Problem details:
Extract every line where the string "this" appears.

(Records)
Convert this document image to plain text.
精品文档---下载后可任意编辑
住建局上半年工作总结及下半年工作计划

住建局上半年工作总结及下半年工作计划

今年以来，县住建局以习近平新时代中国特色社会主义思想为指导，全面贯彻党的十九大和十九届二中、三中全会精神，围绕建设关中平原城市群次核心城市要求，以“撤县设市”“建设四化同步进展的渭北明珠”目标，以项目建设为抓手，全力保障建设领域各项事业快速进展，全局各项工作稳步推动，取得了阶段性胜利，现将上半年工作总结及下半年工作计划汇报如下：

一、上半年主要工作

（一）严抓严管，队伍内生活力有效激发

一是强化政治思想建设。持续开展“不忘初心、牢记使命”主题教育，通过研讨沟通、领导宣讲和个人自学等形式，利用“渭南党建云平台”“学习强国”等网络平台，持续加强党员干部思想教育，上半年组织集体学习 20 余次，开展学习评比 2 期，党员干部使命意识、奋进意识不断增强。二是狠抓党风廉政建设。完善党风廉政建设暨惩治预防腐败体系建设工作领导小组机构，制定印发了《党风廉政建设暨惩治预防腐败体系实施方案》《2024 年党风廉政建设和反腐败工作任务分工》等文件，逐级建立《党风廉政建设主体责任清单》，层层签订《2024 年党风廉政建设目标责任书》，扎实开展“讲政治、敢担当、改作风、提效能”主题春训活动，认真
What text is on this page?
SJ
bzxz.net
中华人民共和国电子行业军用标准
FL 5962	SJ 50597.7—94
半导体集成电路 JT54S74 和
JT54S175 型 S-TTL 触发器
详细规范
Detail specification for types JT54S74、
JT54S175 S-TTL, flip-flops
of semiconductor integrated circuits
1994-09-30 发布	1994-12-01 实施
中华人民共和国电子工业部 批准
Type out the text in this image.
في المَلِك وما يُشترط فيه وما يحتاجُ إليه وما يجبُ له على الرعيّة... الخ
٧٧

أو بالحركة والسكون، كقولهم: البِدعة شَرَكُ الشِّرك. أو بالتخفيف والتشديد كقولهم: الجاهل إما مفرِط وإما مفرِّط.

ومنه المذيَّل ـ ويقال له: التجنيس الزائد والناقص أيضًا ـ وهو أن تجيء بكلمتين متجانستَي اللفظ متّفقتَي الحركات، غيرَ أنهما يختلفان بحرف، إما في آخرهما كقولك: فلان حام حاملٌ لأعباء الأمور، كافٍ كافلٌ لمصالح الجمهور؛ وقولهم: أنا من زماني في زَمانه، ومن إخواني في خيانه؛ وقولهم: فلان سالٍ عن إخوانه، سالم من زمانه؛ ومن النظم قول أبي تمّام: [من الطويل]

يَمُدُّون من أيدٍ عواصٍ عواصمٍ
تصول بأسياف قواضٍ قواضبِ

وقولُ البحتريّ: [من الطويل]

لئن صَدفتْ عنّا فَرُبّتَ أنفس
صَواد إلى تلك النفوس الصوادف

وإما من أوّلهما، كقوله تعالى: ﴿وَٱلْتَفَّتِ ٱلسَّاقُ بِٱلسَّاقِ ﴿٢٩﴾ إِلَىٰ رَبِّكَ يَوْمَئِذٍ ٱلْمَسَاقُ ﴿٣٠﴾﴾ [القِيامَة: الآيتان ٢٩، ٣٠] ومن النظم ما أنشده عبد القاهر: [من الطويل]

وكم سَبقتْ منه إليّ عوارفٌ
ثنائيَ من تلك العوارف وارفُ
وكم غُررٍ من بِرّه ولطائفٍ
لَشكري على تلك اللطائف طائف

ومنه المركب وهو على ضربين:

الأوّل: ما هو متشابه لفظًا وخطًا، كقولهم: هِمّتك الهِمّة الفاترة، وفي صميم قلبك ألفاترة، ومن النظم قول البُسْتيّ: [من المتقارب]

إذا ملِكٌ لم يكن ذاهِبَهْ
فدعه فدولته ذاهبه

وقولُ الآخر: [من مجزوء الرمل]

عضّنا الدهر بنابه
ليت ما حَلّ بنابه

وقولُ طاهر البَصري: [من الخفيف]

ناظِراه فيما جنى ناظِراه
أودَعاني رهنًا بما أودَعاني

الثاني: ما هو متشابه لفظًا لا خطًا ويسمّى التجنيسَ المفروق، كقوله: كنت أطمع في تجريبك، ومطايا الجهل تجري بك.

Exercise result:
Convert this document image to plain text.
What text is on this page?
Type out the text in this image.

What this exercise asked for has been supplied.